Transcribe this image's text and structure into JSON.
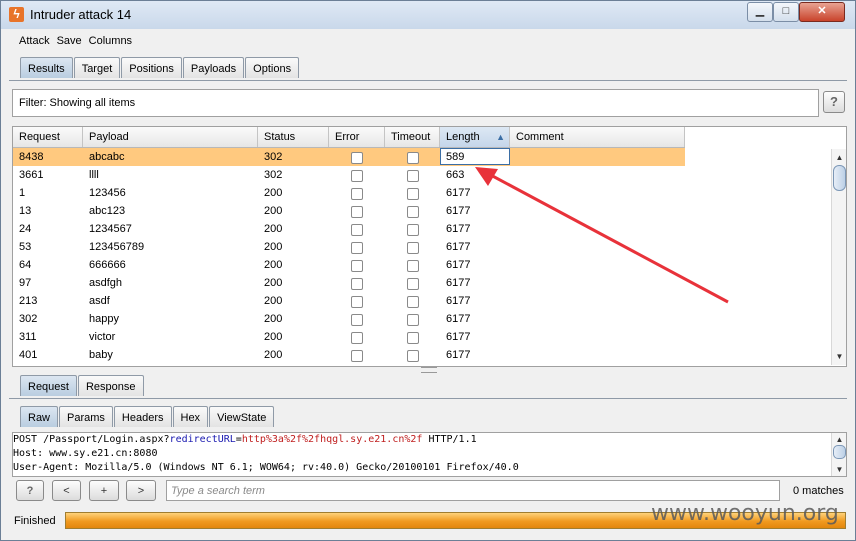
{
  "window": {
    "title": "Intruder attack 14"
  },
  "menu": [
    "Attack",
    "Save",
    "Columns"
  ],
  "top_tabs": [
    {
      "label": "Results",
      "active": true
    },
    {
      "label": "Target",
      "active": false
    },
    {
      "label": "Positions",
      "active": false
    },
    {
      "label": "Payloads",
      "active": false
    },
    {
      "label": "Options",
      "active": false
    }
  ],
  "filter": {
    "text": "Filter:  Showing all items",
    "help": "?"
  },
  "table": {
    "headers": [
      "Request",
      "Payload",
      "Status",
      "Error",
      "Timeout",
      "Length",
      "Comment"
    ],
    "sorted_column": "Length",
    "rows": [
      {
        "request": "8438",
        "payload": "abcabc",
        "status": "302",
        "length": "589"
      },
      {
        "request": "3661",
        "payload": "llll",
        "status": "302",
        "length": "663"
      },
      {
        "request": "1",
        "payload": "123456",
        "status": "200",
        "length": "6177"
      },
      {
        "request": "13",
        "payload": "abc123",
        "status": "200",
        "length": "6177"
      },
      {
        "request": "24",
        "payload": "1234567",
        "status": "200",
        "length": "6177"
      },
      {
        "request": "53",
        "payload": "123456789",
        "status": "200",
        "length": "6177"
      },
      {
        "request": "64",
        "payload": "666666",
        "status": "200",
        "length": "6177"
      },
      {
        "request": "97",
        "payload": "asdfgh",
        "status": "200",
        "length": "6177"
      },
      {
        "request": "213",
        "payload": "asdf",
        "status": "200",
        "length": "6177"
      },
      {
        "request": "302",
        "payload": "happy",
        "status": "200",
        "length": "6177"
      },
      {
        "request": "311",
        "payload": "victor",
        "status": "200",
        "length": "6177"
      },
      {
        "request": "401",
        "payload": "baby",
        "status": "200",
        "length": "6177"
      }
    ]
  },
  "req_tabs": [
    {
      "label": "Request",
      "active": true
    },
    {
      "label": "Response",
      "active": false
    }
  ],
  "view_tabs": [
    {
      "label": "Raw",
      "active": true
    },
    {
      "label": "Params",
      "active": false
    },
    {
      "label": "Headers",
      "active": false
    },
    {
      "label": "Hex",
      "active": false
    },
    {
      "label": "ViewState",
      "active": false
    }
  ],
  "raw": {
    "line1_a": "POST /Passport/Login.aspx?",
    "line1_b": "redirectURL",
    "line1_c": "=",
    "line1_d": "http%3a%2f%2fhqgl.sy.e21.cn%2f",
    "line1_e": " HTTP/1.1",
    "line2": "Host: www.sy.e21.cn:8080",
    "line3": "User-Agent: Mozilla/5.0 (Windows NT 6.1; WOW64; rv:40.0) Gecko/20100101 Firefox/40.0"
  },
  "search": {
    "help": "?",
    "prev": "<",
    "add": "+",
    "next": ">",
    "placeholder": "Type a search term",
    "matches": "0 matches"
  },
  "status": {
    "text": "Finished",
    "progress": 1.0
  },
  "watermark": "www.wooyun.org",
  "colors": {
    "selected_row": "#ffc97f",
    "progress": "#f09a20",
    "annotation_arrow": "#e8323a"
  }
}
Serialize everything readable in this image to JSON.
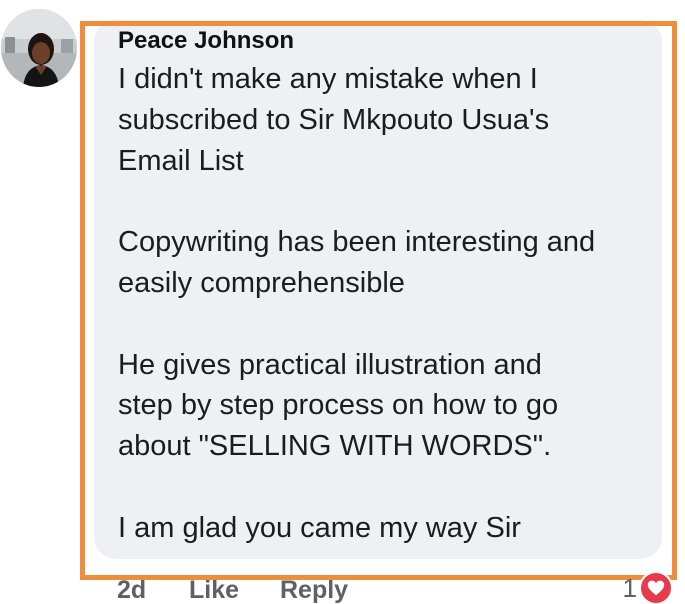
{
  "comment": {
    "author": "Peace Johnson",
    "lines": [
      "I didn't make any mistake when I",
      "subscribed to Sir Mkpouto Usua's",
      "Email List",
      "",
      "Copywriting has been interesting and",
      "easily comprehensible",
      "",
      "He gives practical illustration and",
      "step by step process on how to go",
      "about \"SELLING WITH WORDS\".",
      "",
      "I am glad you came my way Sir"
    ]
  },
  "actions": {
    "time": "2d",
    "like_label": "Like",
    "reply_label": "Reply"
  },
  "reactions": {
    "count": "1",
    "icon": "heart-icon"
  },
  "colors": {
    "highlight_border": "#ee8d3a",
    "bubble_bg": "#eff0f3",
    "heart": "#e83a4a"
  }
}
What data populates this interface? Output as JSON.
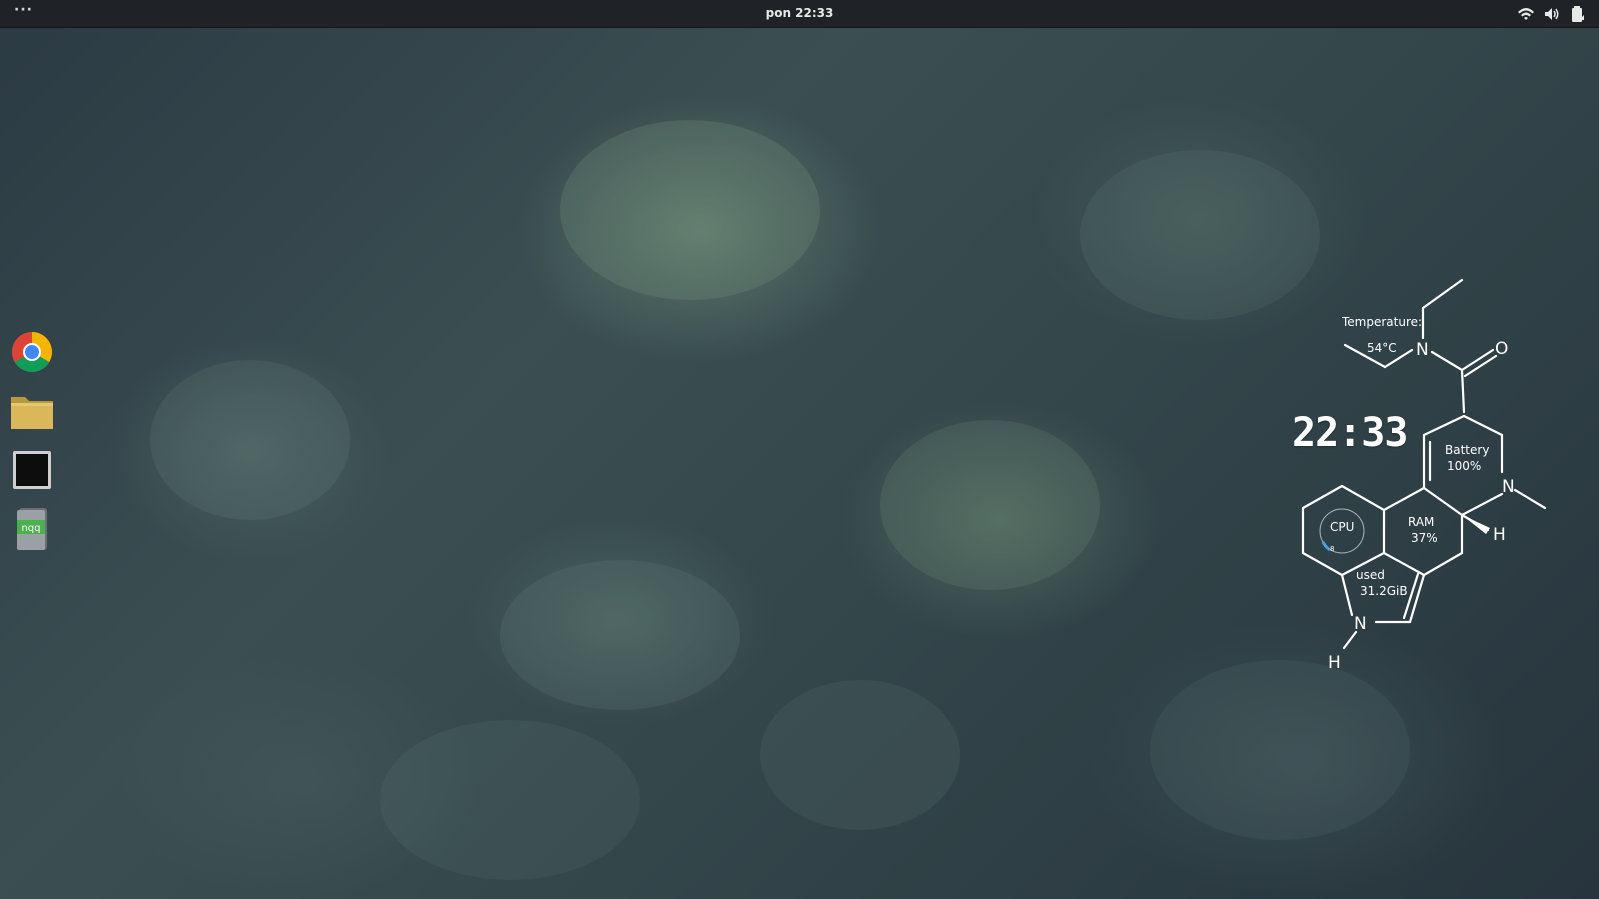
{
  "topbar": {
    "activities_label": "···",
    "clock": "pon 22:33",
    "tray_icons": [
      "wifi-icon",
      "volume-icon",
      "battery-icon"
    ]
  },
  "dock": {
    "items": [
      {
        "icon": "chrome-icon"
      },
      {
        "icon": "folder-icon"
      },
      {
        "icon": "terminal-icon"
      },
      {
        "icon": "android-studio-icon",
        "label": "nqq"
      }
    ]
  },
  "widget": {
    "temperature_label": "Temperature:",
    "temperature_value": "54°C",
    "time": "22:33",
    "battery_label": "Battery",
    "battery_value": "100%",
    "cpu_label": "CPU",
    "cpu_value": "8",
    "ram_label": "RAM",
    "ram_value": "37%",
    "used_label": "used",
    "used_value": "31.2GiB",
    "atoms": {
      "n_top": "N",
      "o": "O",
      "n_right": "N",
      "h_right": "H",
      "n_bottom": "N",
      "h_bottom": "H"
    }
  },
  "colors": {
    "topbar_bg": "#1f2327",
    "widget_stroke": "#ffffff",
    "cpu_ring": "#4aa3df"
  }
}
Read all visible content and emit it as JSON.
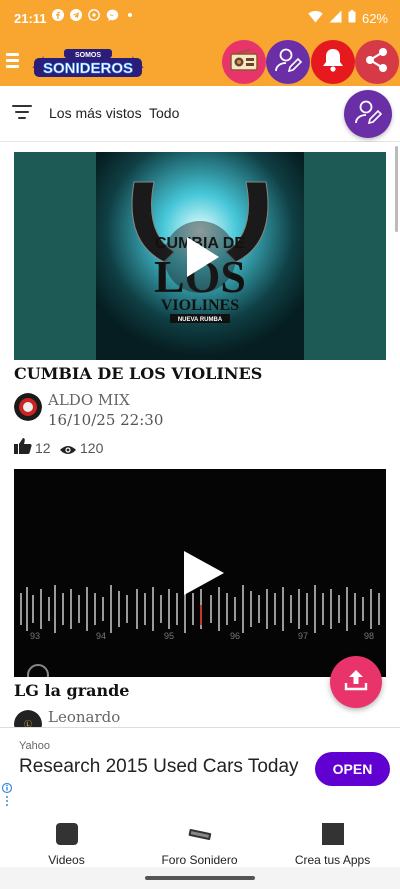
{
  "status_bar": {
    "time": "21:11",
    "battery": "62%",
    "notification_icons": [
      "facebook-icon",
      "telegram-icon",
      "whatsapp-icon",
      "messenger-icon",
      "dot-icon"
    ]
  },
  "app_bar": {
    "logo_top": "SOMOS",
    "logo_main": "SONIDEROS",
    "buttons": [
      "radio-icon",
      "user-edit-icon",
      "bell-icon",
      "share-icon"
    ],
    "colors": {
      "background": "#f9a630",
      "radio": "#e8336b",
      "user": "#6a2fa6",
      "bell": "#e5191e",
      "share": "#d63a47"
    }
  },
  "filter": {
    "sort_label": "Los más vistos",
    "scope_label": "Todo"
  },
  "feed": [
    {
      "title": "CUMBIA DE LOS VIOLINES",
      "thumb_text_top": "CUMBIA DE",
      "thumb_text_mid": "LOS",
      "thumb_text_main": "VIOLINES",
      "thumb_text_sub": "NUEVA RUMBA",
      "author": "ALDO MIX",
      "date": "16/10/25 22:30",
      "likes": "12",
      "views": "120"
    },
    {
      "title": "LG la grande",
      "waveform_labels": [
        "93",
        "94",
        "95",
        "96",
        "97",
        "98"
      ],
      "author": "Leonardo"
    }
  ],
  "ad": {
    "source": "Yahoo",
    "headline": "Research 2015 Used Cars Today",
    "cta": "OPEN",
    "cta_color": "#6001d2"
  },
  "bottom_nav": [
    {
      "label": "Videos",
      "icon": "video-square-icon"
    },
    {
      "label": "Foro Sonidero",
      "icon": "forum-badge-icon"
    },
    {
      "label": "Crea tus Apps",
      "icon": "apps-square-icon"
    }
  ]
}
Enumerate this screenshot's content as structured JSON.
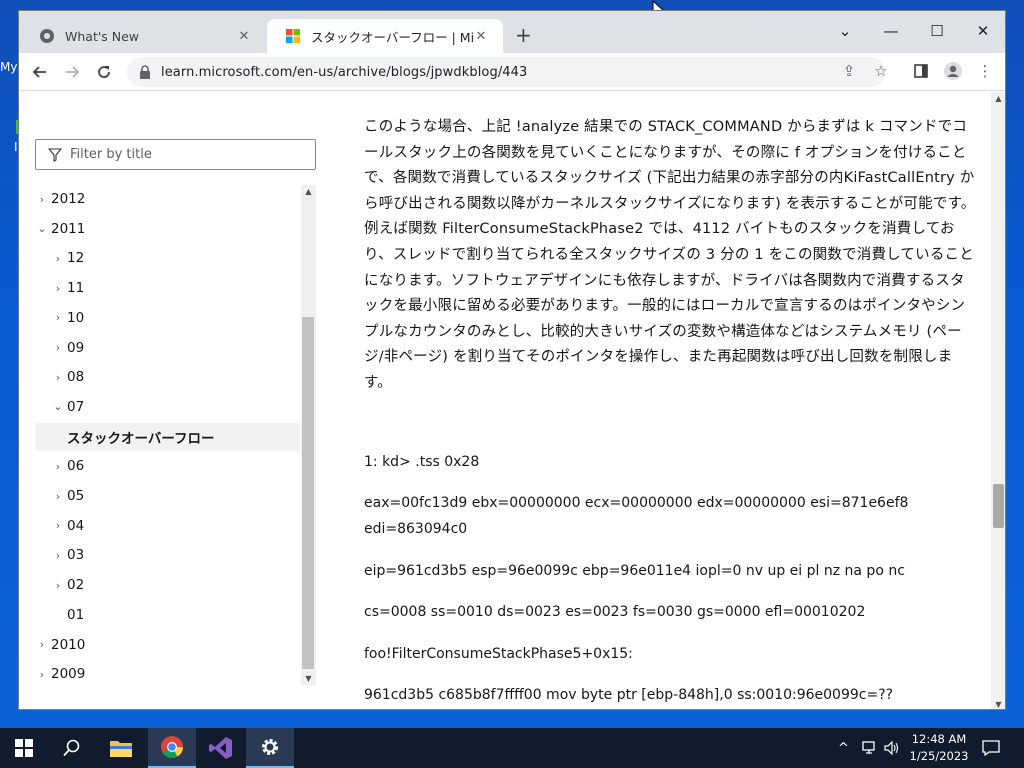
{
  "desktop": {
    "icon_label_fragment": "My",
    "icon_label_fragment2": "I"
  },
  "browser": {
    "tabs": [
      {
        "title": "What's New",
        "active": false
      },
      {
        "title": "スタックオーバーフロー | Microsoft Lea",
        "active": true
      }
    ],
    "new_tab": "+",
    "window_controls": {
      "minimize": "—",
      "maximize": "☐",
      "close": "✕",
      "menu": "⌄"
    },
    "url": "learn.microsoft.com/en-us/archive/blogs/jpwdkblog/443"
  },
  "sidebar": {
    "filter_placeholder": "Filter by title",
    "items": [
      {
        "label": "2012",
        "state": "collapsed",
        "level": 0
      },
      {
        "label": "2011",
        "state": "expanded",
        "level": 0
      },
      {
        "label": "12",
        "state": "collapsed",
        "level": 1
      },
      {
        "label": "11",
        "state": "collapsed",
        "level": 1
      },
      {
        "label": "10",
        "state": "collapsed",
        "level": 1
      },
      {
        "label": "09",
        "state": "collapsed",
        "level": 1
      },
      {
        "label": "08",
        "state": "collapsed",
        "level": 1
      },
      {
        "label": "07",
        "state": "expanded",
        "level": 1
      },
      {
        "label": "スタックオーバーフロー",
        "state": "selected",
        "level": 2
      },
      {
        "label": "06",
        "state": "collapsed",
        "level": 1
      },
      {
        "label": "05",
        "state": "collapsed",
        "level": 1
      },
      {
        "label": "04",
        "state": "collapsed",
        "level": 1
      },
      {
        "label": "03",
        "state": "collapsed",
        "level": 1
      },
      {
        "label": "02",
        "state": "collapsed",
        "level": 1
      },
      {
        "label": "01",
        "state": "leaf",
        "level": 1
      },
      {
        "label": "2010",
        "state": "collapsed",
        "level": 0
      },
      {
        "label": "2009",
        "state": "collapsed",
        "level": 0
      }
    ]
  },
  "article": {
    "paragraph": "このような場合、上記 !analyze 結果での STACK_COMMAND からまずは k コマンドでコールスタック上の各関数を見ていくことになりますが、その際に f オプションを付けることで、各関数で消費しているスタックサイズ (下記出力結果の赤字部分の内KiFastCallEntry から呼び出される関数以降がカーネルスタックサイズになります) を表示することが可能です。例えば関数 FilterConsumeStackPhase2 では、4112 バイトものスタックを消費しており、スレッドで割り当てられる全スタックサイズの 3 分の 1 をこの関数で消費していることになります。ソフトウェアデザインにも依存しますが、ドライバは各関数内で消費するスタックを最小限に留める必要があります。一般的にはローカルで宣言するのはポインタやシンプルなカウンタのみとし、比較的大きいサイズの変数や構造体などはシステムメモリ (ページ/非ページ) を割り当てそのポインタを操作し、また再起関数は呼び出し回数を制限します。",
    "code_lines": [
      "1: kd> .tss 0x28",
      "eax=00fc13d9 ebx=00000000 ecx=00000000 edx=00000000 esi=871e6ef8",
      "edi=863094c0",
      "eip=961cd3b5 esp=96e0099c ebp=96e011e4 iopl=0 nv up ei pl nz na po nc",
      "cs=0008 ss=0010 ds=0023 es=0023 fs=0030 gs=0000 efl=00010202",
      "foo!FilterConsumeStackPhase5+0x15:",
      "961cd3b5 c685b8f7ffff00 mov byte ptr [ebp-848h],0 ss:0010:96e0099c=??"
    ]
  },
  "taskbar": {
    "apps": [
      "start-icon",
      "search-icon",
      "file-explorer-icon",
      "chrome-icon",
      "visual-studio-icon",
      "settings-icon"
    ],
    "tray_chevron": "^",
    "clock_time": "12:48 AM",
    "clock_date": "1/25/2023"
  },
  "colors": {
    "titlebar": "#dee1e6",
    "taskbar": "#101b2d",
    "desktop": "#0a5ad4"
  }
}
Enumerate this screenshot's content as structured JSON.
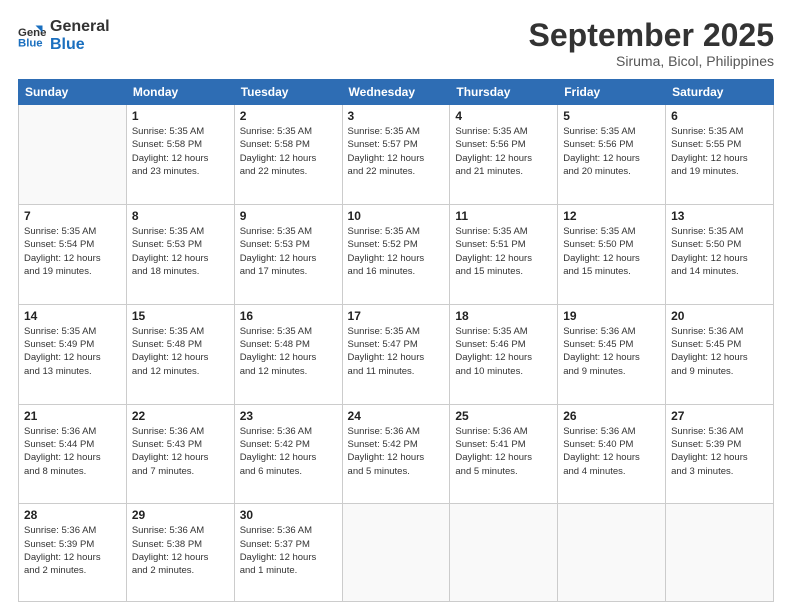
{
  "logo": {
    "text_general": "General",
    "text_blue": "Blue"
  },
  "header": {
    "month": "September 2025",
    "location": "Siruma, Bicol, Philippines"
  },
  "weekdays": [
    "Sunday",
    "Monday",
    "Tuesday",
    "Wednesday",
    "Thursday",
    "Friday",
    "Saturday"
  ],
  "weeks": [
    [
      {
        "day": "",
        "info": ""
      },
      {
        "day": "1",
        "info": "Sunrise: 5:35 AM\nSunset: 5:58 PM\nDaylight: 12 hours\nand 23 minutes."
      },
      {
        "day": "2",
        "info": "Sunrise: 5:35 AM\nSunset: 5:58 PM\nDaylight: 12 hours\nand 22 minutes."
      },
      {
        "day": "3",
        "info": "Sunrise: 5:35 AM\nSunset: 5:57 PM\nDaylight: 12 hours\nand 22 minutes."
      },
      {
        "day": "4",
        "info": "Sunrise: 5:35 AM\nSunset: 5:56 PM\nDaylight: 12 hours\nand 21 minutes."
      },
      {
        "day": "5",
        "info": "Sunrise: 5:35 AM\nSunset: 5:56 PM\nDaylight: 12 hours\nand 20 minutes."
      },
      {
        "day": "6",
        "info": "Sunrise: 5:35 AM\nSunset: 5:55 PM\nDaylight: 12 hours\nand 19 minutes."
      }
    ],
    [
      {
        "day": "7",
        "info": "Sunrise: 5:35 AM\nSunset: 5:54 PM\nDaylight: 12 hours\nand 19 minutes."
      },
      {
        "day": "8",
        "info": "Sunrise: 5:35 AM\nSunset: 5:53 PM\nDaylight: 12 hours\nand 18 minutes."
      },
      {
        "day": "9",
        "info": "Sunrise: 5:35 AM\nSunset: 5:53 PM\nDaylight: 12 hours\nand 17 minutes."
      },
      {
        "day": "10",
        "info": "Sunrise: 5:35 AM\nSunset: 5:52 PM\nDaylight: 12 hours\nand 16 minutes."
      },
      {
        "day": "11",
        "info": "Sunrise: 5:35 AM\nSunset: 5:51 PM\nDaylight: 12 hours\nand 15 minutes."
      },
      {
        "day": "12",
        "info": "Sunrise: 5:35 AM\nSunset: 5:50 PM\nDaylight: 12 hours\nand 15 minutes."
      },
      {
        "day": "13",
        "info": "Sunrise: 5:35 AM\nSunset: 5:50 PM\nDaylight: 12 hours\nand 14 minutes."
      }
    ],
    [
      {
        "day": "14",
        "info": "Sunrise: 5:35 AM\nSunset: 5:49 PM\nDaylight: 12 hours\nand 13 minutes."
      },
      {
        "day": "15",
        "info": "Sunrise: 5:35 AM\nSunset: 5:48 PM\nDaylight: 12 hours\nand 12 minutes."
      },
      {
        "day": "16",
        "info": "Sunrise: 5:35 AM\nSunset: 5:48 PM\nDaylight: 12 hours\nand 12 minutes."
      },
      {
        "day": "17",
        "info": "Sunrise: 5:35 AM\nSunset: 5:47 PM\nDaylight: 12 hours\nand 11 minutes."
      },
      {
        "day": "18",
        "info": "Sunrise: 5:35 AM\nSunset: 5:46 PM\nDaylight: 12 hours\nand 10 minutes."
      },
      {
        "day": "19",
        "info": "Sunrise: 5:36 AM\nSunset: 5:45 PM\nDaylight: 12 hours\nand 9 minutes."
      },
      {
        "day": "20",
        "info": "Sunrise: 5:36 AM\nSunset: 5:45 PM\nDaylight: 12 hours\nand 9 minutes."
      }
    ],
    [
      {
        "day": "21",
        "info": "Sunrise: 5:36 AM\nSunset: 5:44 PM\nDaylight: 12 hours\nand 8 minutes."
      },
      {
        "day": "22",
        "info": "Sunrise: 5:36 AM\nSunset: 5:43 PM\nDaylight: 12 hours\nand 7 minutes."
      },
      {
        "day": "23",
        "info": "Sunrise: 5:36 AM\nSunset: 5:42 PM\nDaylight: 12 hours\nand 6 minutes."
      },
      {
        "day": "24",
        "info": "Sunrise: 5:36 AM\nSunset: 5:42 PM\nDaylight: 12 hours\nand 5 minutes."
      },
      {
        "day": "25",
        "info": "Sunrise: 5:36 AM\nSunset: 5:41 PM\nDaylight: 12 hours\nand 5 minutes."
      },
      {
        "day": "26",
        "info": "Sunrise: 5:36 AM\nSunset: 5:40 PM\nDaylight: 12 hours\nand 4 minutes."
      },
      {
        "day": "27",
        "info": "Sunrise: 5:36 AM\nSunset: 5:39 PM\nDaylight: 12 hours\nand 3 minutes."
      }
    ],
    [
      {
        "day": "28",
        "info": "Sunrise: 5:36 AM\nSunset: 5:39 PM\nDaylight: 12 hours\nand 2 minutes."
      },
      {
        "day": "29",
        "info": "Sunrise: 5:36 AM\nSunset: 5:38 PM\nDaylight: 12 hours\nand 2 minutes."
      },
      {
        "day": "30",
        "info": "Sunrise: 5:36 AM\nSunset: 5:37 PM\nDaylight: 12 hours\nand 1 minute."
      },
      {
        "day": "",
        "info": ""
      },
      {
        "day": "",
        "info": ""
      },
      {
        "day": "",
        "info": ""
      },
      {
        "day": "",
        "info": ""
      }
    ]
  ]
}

========================================

| GIVEN INSTRUCTION |
Go over the data above and copy every line that has the word "author" in it.

| WRITTEN SOLUTION |
    "author": "Peace Johnson",
      "author": "ALDO MIX",
      "author": "Leonardo"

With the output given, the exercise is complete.